■ RECORDS FOR THE TASK ■

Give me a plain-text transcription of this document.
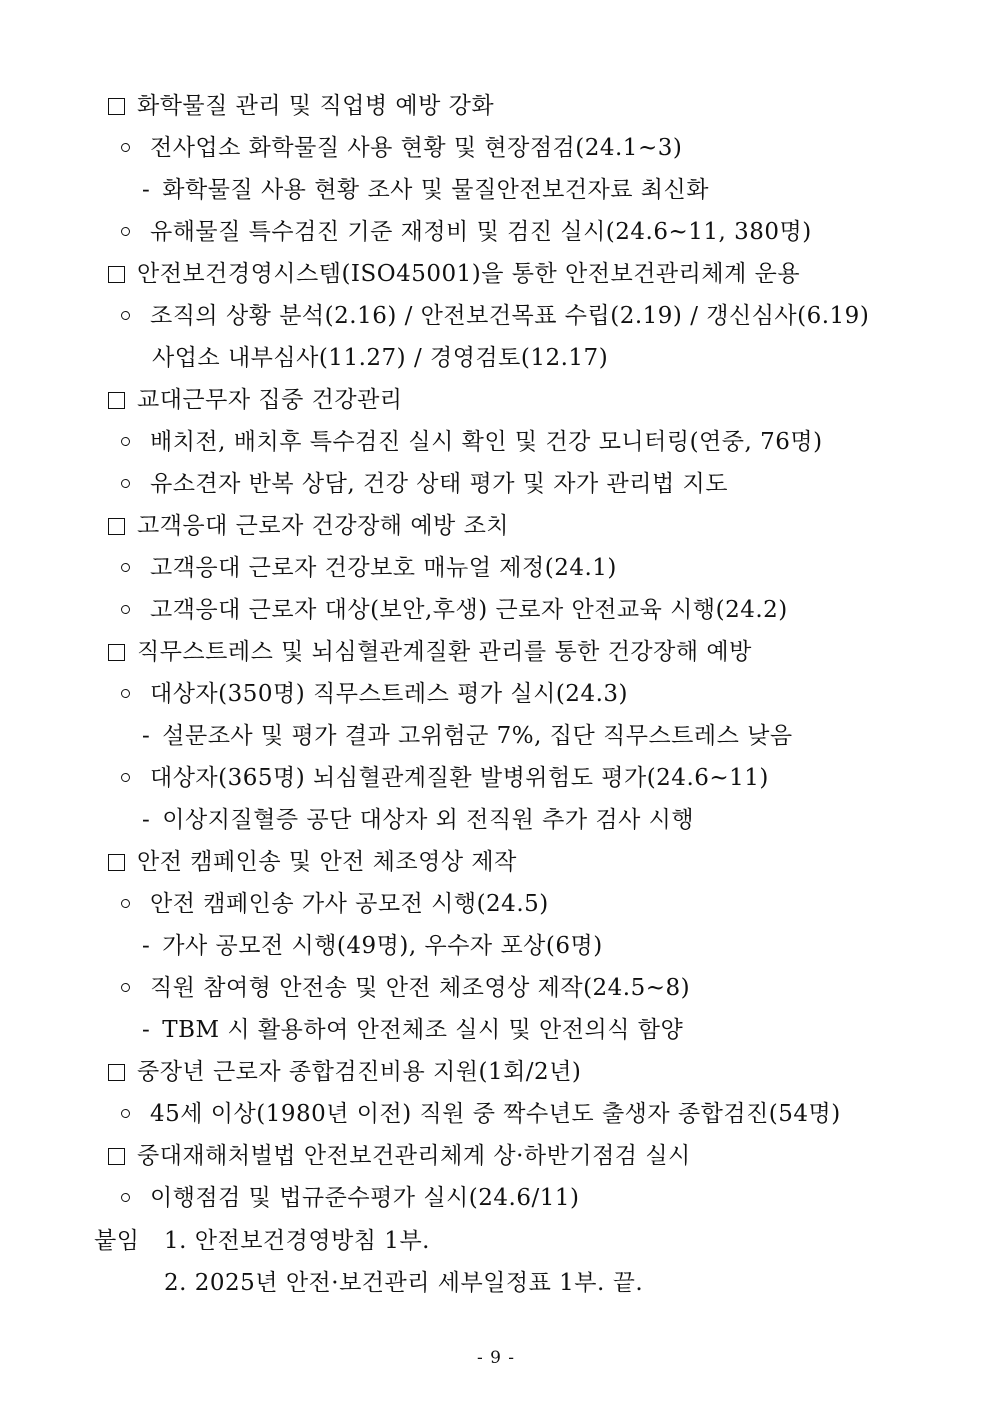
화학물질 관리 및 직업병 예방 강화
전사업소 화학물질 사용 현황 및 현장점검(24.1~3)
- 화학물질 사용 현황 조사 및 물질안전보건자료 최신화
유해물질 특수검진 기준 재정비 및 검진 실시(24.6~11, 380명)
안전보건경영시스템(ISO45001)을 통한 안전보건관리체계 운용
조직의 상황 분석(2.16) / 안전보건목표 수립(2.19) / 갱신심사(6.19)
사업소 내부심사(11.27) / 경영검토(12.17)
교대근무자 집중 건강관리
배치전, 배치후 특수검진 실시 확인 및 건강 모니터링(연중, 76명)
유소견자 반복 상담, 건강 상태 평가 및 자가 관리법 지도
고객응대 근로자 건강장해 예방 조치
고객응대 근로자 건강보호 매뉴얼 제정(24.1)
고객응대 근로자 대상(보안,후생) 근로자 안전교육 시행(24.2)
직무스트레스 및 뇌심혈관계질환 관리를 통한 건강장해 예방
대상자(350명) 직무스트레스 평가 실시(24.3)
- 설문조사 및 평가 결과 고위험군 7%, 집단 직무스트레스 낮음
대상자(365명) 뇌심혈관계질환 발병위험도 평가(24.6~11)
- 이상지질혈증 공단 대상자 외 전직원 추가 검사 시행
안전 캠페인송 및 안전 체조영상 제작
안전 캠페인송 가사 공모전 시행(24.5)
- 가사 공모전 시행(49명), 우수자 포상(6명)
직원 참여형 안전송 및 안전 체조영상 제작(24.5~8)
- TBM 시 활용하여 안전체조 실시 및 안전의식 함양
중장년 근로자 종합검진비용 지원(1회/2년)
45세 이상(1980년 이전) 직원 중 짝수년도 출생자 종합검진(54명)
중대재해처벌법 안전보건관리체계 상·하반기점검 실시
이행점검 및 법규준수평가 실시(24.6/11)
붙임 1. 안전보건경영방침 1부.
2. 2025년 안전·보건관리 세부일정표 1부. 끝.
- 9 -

■ AIM ■
From the entries above, output every line exactly and omit any image.

■ RESULT FOR THIS TASK ■
Give me a plain-text transcription of this document.
화학물질 관리 및 직업병 예방 강화
전사업소 화학물질 사용 현황 및 현장점검(24.1~3)
- 화학물질 사용 현황 조사 및 물질안전보건자료 최신화
유해물질 특수검진 기준 재정비 및 검진 실시(24.6~11, 380명)
안전보건경영시스템(ISO45001)을 통한 안전보건관리체계 운용
조직의 상황 분석(2.16) / 안전보건목표 수립(2.19) / 갱신심사(6.19)
사업소 내부심사(11.27) / 경영검토(12.17)
교대근무자 집중 건강관리
배치전, 배치후 특수검진 실시 확인 및 건강 모니터링(연중, 76명)
유소견자 반복 상담, 건강 상태 평가 및 자가 관리법 지도
고객응대 근로자 건강장해 예방 조치
고객응대 근로자 건강보호 매뉴얼 제정(24.1)
고객응대 근로자 대상(보안,후생) 근로자 안전교육 시행(24.2)
직무스트레스 및 뇌심혈관계질환 관리를 통한 건강장해 예방
대상자(350명) 직무스트레스 평가 실시(24.3)
- 설문조사 및 평가 결과 고위험군 7%, 집단 직무스트레스 낮음
대상자(365명) 뇌심혈관계질환 발병위험도 평가(24.6~11)
- 이상지질혈증 공단 대상자 외 전직원 추가 검사 시행
안전 캠페인송 및 안전 체조영상 제작
안전 캠페인송 가사 공모전 시행(24.5)
- 가사 공모전 시행(49명), 우수자 포상(6명)
직원 참여형 안전송 및 안전 체조영상 제작(24.5~8)
- TBM 시 활용하여 안전체조 실시 및 안전의식 함양
중장년 근로자 종합검진비용 지원(1회/2년)
45세 이상(1980년 이전) 직원 중 짝수년도 출생자 종합검진(54명)
중대재해처벌법 안전보건관리체계 상·하반기점검 실시
이행점검 및 법규준수평가 실시(24.6/11)
붙임 1. 안전보건경영방침 1부.
2. 2025년 안전·보건관리 세부일정표 1부. 끝.
- 9 -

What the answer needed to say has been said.